Brief
Nothing may be dropped or altered: reproduce all the data.

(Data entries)
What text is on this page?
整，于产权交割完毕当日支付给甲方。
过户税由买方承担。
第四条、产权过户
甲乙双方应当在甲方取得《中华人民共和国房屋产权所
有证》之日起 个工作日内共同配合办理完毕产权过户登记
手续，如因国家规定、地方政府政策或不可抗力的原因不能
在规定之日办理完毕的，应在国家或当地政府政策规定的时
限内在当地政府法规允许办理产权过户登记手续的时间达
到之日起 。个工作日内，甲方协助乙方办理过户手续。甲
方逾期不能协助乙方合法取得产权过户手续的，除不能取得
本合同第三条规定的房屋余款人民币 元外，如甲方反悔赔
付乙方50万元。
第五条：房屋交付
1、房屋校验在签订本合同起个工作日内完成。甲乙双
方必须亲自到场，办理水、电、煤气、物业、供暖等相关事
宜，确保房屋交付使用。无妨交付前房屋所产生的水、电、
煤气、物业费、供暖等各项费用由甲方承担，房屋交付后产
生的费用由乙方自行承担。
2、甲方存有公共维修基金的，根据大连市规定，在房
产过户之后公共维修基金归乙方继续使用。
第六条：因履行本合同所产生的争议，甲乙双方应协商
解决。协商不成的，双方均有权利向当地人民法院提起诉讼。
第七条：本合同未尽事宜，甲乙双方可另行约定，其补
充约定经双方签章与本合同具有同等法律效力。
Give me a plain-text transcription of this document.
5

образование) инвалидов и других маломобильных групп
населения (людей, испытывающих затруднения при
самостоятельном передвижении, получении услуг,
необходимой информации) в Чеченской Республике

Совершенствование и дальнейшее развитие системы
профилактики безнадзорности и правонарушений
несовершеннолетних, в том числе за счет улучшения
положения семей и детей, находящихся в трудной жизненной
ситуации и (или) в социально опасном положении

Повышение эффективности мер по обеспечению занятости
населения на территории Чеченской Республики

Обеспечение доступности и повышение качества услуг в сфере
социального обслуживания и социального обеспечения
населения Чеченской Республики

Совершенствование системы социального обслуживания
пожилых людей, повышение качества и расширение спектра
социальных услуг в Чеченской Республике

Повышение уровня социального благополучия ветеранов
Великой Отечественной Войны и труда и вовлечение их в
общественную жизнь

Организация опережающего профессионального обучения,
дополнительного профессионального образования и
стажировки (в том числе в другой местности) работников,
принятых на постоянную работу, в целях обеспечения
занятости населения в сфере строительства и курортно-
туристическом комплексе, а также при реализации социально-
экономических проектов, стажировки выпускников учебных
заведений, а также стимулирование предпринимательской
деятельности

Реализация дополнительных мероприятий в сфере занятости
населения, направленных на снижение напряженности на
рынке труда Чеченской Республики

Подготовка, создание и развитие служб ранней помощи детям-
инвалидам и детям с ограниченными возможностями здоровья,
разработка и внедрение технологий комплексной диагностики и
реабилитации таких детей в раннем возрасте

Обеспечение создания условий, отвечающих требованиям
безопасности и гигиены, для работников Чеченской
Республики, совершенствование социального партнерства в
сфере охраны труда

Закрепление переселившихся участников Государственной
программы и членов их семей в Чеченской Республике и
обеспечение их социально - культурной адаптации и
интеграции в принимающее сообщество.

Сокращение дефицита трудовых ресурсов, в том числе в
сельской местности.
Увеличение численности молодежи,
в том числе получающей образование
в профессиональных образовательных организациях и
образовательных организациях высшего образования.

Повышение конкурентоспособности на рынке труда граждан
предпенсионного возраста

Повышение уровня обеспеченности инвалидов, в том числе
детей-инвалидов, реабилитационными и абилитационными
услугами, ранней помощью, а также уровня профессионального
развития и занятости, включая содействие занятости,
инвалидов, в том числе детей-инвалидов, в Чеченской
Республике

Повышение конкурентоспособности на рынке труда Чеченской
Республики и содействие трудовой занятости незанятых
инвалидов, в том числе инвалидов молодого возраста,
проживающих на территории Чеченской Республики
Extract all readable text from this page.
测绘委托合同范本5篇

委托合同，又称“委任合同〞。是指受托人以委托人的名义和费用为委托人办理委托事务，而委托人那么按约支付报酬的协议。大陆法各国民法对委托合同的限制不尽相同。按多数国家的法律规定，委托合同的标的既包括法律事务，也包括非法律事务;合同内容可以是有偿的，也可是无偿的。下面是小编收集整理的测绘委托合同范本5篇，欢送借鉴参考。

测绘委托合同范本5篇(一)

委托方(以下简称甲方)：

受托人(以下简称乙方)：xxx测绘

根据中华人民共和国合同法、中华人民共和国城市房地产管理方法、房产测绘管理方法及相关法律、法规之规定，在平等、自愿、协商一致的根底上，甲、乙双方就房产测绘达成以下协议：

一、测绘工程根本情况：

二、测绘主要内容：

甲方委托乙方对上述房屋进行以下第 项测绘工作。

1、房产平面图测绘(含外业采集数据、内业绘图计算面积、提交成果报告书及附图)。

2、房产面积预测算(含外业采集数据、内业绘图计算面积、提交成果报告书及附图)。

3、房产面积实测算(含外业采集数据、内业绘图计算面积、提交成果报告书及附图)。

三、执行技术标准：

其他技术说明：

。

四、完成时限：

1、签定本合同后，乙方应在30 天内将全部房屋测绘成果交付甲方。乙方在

Answer to the exercise
What text is on this page?
整，于产权交割完毕当日支付给甲方。
过户税由买方承担。
第四条、产权过户
甲乙双方应当在甲方取得《中华人民共和国房屋产权所
有证》之日起 个工作日内共同配合办理完毕产权过户登记
手续，如因国家规定、地方政府政策或不可抗力的原因不能
在规定之日办理完毕的，应在国家或当地政府政策规定的时
限内在当地政府法规允许办理产权过户登记手续的时间达
到之日起 。个工作日内，甲方协助乙方办理过户手续。甲
方逾期不能协助乙方合法取得产权过户手续的，除不能取得
本合同第三条规定的房屋余款人民币 元外，如甲方反悔赔
付乙方50万元。
第五条：房屋交付
1、房屋校验在签订本合同起个工作日内完成。甲乙双
方必须亲自到场，办理水、电、煤气、物业、供暖等相关事
宜，确保房屋交付使用。无妨交付前房屋所产生的水、电、
煤气、物业费、供暖等各项费用由甲方承担，房屋交付后产
生的费用由乙方自行承担。
2、甲方存有公共维修基金的，根据大连市规定，在房
产过户之后公共维修基金归乙方继续使用。
第六条：因履行本合同所产生的争议，甲乙双方应协商
解决。协商不成的，双方均有权利向当地人民法院提起诉讼。
第七条：本合同未尽事宜，甲乙双方可另行约定，其补
充约定经双方签章与本合同具有同等法律效力。
Give me a plain-text transcription of this document.
5

образование) инвалидов и других маломобильных групп
населения (людей, испытывающих затруднения при
самостоятельном передвижении, получении услуг,
необходимой информации) в Чеченской Республике

Совершенствование и дальнейшее развитие системы
профилактики безнадзорности и правонарушений
несовершеннолетних, в том числе за счет улучшения
положения семей и детей, находящихся в трудной жизненной
ситуации и (или) в социально опасном положении

Повышение эффективности мер по обеспечению занятости
населения на территории Чеченской Республики

Обеспечение доступности и повышение качества услуг в сфере
социального обслуживания и социального обеспечения
населения Чеченской Республики

Совершенствование системы социального обслуживания
пожилых людей, повышение качества и расширение спектра
социальных услуг в Чеченской Республике

Повышение уровня социального благополучия ветеранов
Великой Отечественной Войны и труда и вовлечение их в
общественную жизнь

Организация опережающего профессионального обучения,
дополнительного профессионального образования и
стажировки (в том числе в другой местности) работников,
принятых на постоянную работу, в целях обеспечения
занятости населения в сфере строительства и курортно-
туристическом комплексе, а также при реализации социально-
экономических проектов, стажировки выпускников учебных
заведений, а также стимулирование предпринимательской
деятельности

Реализация дополнительных мероприятий в сфере занятости
населения, направленных на снижение напряженности на
рынке труда Чеченской Республики

Подготовка, создание и развитие служб ранней помощи детям-
инвалидам и детям с ограниченными возможностями здоровья,
разработка и внедрение технологий комплексной диагностики и
реабилитации таких детей в раннем возрасте

Обеспечение создания условий, отвечающих требованиям
безопасности и гигиены, для работников Чеченской
Республики, совершенствование социального партнерства в
сфере охраны труда

Закрепление переселившихся участников Государственной
программы и членов их семей в Чеченской Республике и
обеспечение их социально - культурной адаптации и
интеграции в принимающее сообщество.

Сокращение дефицита трудовых ресурсов, в том числе в
сельской местности.
Увеличение численности молодежи,
в том числе получающей образование
в профессиональных образовательных организациях и
образовательных организациях высшего образования.

Повышение конкурентоспособности на рынке труда граждан
предпенсионного возраста

Повышение уровня обеспеченности инвалидов, в том числе
детей-инвалидов, реабилитационными и абилитационными
услугами, ранней помощью, а также уровня профессионального
развития и занятости, включая содействие занятости,
инвалидов, в том числе детей-инвалидов, в Чеченской
Республике

Повышение конкурентоспособности на рынке труда Чеченской
Республики и содействие трудовой занятости незанятых
инвалидов, в том числе инвалидов молодого возраста,
проживающих на территории Чеченской Республики
Extract all readable text from this page.
测绘委托合同范本5篇

委托合同，又称“委任合同〞。是指受托人以委托人的名义和费用为委托人办理委托事务，而委托人那么按约支付报酬的协议。大陆法各国民法对委托合同的限制不尽相同。按多数国家的法律规定，委托合同的标的既包括法律事务，也包括非法律事务;合同内容可以是有偿的，也可是无偿的。下面是小编收集整理的测绘委托合同范本5篇，欢送借鉴参考。

测绘委托合同范本5篇(一)

委托方(以下简称甲方)：

受托人(以下简称乙方)：xxx测绘

根据中华人民共和国合同法、中华人民共和国城市房地产管理方法、房产测绘管理方法及相关法律、法规之规定，在平等、自愿、协商一致的根底上，甲、乙双方就房产测绘达成以下协议：

一、测绘工程根本情况：

二、测绘主要内容：

甲方委托乙方对上述房屋进行以下第 项测绘工作。

1、房产平面图测绘(含外业采集数据、内业绘图计算面积、提交成果报告书及附图)。

2、房产面积预测算(含外业采集数据、内业绘图计算面积、提交成果报告书及附图)。

3、房产面积实测算(含外业采集数据、内业绘图计算面积、提交成果报告书及附图)。

三、执行技术标准：

其他技术说明：

。

四、完成时限：

1、签定本合同后，乙方应在30 天内将全部房屋测绘成果交付甲方。乙方在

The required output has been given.